Each entry below is to be extracted exactly.
# Start of Material
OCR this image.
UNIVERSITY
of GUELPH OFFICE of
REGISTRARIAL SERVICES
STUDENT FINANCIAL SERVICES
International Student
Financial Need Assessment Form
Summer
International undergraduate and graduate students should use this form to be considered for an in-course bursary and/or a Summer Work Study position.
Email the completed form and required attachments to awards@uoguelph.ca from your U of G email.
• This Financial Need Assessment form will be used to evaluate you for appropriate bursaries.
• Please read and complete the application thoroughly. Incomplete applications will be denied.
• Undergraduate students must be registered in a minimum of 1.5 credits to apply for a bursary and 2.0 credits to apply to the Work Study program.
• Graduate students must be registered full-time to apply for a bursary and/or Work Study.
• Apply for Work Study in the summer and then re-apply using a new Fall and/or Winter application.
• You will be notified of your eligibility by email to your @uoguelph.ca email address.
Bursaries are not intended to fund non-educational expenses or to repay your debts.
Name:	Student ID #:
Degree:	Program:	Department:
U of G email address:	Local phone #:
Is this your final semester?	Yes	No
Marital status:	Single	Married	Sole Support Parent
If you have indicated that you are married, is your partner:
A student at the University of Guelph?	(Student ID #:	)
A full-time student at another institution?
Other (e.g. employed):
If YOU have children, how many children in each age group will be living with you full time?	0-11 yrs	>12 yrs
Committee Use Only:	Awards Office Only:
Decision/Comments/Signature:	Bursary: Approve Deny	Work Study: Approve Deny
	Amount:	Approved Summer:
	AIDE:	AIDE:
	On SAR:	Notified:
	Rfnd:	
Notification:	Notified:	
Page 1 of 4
# End of Material
» **The answer**:
OCR this image.
UNIVERSITY
of GUELPH OFFICE of
REGISTRARIAL SERVICES
STUDENT FINANCIAL SERVICES
International Student
Financial Need Assessment Form
Summer
International undergraduate and graduate students should use this form to be considered for an in-course bursary and/or a Summer Work Study position.
Email the completed form and required attachments to awards@uoguelph.ca from your U of G email.
• This Financial Need Assessment form will be used to evaluate you for appropriate bursaries.
• Please read and complete the application thoroughly. Incomplete applications will be denied.
• Undergraduate students must be registered in a minimum of 1.5 credits to apply for a bursary and 2.0 credits to apply to the Work Study program.
• Graduate students must be registered full-time to apply for a bursary and/or Work Study.
• Apply for Work Study in the summer and then re-apply using a new Fall and/or Winter application.
• You will be notified of your eligibility by email to your @uoguelph.ca email address.
Bursaries are not intended to fund non-educational expenses or to repay your debts.
Name:	Student ID #:
Degree:	Program:	Department:
U of G email address:	Local phone #:
Is this your final semester?	Yes	No
Marital status:	Single	Married	Sole Support Parent
If you have indicated that you are married, is your partner:
A student at the University of Guelph?	(Student ID #:	)
A full-time student at another institution?
Other (e.g. employed):
If YOU have children, how many children in each age group will be living with you full time?	0-11 yrs	>12 yrs
Committee Use Only:	Awards Office Only:
Decision/Comments/Signature:	Bursary: Approve Deny	Work Study: Approve Deny
	Amount:	Approved Summer:
	AIDE:	AIDE:
	On SAR:	Notified:
	Rfnd:	
Notification:	Notified:	
Page 1 of 4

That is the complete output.